The data —
-- Begin --

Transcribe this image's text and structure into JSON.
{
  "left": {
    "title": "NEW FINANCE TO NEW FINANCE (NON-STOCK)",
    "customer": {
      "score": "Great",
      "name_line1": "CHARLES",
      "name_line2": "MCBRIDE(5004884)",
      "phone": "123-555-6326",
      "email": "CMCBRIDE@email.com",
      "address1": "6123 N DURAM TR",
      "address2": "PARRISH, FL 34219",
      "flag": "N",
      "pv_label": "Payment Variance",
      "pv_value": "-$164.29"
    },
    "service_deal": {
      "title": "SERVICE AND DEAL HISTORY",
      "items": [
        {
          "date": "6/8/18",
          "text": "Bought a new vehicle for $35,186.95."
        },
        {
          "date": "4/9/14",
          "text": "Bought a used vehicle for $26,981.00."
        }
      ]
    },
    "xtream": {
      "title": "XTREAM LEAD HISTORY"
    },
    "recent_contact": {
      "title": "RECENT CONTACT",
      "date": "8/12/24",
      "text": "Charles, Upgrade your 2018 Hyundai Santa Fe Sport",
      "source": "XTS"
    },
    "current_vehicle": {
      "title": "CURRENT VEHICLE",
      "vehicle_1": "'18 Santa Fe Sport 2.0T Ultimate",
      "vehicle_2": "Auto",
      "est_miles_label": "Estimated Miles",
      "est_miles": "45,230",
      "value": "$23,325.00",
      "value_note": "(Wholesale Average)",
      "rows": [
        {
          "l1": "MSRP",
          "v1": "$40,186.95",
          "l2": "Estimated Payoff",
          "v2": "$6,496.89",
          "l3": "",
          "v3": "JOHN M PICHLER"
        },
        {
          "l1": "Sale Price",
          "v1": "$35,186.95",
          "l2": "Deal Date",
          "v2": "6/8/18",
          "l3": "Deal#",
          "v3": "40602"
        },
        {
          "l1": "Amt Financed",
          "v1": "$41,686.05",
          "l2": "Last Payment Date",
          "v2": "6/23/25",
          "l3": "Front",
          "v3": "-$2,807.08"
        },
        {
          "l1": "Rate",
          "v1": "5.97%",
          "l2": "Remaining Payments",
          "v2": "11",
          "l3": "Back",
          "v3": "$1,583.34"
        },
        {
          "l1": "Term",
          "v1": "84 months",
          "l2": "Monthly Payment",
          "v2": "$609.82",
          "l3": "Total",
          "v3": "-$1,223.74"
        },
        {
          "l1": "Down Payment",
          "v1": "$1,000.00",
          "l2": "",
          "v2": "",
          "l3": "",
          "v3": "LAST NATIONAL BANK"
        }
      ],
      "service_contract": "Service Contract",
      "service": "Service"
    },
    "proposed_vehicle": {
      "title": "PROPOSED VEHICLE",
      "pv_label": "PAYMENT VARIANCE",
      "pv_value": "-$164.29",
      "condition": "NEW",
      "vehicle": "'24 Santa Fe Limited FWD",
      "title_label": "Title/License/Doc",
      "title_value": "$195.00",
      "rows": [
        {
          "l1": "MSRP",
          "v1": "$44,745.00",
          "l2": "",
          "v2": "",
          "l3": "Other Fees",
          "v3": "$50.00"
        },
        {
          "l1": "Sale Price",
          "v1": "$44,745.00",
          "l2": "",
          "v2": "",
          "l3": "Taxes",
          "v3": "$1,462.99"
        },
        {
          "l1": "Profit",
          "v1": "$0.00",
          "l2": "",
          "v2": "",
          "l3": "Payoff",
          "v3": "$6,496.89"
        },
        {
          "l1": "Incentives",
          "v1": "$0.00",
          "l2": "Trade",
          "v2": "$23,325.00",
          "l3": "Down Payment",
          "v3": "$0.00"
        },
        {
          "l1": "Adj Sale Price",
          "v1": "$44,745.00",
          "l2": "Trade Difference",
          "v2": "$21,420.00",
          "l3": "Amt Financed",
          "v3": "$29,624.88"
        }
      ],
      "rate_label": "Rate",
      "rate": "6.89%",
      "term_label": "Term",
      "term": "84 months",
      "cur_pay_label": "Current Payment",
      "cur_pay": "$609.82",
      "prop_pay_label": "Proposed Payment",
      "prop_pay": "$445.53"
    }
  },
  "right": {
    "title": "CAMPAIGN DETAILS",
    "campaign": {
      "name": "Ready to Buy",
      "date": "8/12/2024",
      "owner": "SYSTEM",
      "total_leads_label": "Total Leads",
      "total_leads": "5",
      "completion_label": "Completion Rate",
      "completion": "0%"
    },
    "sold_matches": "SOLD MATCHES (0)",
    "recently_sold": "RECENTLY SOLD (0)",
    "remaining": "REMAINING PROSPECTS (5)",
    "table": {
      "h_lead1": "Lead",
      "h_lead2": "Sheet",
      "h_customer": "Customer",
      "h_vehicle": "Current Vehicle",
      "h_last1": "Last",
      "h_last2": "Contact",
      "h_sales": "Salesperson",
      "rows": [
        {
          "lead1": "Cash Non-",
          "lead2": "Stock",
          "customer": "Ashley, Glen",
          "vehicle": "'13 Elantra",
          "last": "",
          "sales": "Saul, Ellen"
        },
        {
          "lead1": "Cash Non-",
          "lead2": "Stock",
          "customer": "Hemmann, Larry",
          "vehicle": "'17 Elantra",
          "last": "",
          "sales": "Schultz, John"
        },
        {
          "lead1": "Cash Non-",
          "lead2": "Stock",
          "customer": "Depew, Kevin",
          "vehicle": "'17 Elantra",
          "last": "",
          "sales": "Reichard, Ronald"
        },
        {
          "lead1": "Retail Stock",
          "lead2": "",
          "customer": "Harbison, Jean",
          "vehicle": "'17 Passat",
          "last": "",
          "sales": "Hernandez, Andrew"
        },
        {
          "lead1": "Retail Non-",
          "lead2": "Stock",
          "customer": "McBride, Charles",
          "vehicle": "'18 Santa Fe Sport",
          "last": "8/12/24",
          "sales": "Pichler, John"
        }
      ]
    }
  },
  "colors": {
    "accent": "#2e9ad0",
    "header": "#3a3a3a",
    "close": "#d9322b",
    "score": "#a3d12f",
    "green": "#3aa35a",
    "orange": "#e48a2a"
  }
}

-- End --

Given exercise — Extract the complete listing above, reproducing each line exactly.

Solution to this task —
Transcribe this image's text and structure into JSON.
{
  "left": {
    "title": "NEW FINANCE TO NEW FINANCE (NON-STOCK)",
    "customer": {
      "score": "Great",
      "name_line1": "CHARLES",
      "name_line2": "MCBRIDE(5004884)",
      "phone": "123-555-6326",
      "email": "CMCBRIDE@email.com",
      "address1": "6123 N DURAM TR",
      "address2": "PARRISH, FL 34219",
      "flag": "N",
      "pv_label": "Payment Variance",
      "pv_value": "-$164.29"
    },
    "service_deal": {
      "title": "SERVICE AND DEAL HISTORY",
      "items": [
        {
          "date": "6/8/18",
          "text": "Bought a new vehicle for $35,186.95."
        },
        {
          "date": "4/9/14",
          "text": "Bought a used vehicle for $26,981.00."
        }
      ]
    },
    "xtream": {
      "title": "XTREAM LEAD HISTORY"
    },
    "recent_contact": {
      "title": "RECENT CONTACT",
      "date": "8/12/24",
      "text": "Charles, Upgrade your 2018 Hyundai Santa Fe Sport",
      "source": "XTS"
    },
    "current_vehicle": {
      "title": "CURRENT VEHICLE",
      "vehicle_1": "'18 Santa Fe Sport 2.0T Ultimate",
      "vehicle_2": "Auto",
      "est_miles_label": "Estimated Miles",
      "est_miles": "45,230",
      "value": "$23,325.00",
      "value_note": "(Wholesale Average)",
      "rows": [
        {
          "l1": "MSRP",
          "v1": "$40,186.95",
          "l2": "Estimated Payoff",
          "v2": "$6,496.89",
          "l3": "",
          "v3": "JOHN M PICHLER"
        },
        {
          "l1": "Sale Price",
          "v1": "$35,186.95",
          "l2": "Deal Date",
          "v2": "6/8/18",
          "l3": "Deal#",
          "v3": "40602"
        },
        {
          "l1": "Amt Financed",
          "v1": "$41,686.05",
          "l2": "Last Payment Date",
          "v2": "6/23/25",
          "l3": "Front",
          "v3": "-$2,807.08"
        },
        {
          "l1": "Rate",
          "v1": "5.97%",
          "l2": "Remaining Payments",
          "v2": "11",
          "l3": "Back",
          "v3": "$1,583.34"
        },
        {
          "l1": "Term",
          "v1": "84 months",
          "l2": "Monthly Payment",
          "v2": "$609.82",
          "l3": "Total",
          "v3": "-$1,223.74"
        },
        {
          "l1": "Down Payment",
          "v1": "$1,000.00",
          "l2": "",
          "v2": "",
          "l3": "",
          "v3": "LAST NATIONAL BANK"
        }
      ],
      "service_contract": "Service Contract",
      "service": "Service"
    },
    "proposed_vehicle": {
      "title": "PROPOSED VEHICLE",
      "pv_label": "PAYMENT VARIANCE",
      "pv_value": "-$164.29",
      "condition": "NEW",
      "vehicle": "'24 Santa Fe Limited FWD",
      "title_label": "Title/License/Doc",
      "title_value": "$195.00",
      "rows": [
        {
          "l1": "MSRP",
          "v1": "$44,745.00",
          "l2": "",
          "v2": "",
          "l3": "Other Fees",
          "v3": "$50.00"
        },
        {
          "l1": "Sale Price",
          "v1": "$44,745.00",
          "l2": "",
          "v2": "",
          "l3": "Taxes",
          "v3": "$1,462.99"
        },
        {
          "l1": "Profit",
          "v1": "$0.00",
          "l2": "",
          "v2": "",
          "l3": "Payoff",
          "v3": "$6,496.89"
        },
        {
          "l1": "Incentives",
          "v1": "$0.00",
          "l2": "Trade",
          "v2": "$23,325.00",
          "l3": "Down Payment",
          "v3": "$0.00"
        },
        {
          "l1": "Adj Sale Price",
          "v1": "$44,745.00",
          "l2": "Trade Difference",
          "v2": "$21,420.00",
          "l3": "Amt Financed",
          "v3": "$29,624.88"
        }
      ],
      "rate_label": "Rate",
      "rate": "6.89%",
      "term_label": "Term",
      "term": "84 months",
      "cur_pay_label": "Current Payment",
      "cur_pay": "$609.82",
      "prop_pay_label": "Proposed Payment",
      "prop_pay": "$445.53"
    }
  },
  "right": {
    "title": "CAMPAIGN DETAILS",
    "campaign": {
      "name": "Ready to Buy",
      "date": "8/12/2024",
      "owner": "SYSTEM",
      "total_leads_label": "Total Leads",
      "total_leads": "5",
      "completion_label": "Completion Rate",
      "completion": "0%"
    },
    "sold_matches": "SOLD MATCHES (0)",
    "recently_sold": "RECENTLY SOLD (0)",
    "remaining": "REMAINING PROSPECTS (5)",
    "table": {
      "h_lead1": "Lead",
      "h_lead2": "Sheet",
      "h_customer": "Customer",
      "h_vehicle": "Current Vehicle",
      "h_last1": "Last",
      "h_last2": "Contact",
      "h_sales": "Salesperson",
      "rows": [
        {
          "lead1": "Cash Non-",
          "lead2": "Stock",
          "customer": "Ashley, Glen",
          "vehicle": "'13 Elantra",
          "last": "",
          "sales": "Saul, Ellen"
        },
        {
          "lead1": "Cash Non-",
          "lead2": "Stock",
          "customer": "Hemmann, Larry",
          "vehicle": "'17 Elantra",
          "last": "",
          "sales": "Schultz, John"
        },
        {
          "lead1": "Cash Non-",
          "lead2": "Stock",
          "customer": "Depew, Kevin",
          "vehicle": "'17 Elantra",
          "last": "",
          "sales": "Reichard, Ronald"
        },
        {
          "lead1": "Retail Stock",
          "lead2": "",
          "customer": "Harbison, Jean",
          "vehicle": "'17 Passat",
          "last": "",
          "sales": "Hernandez, Andrew"
        },
        {
          "lead1": "Retail Non-",
          "lead2": "Stock",
          "customer": "McBride, Charles",
          "vehicle": "'18 Santa Fe Sport",
          "last": "8/12/24",
          "sales": "Pichler, John"
        }
      ]
    }
  },
  "colors": {
    "accent": "#2e9ad0",
    "header": "#3a3a3a",
    "close": "#d9322b",
    "score": "#a3d12f",
    "green": "#3aa35a",
    "orange": "#e48a2a"
  }
}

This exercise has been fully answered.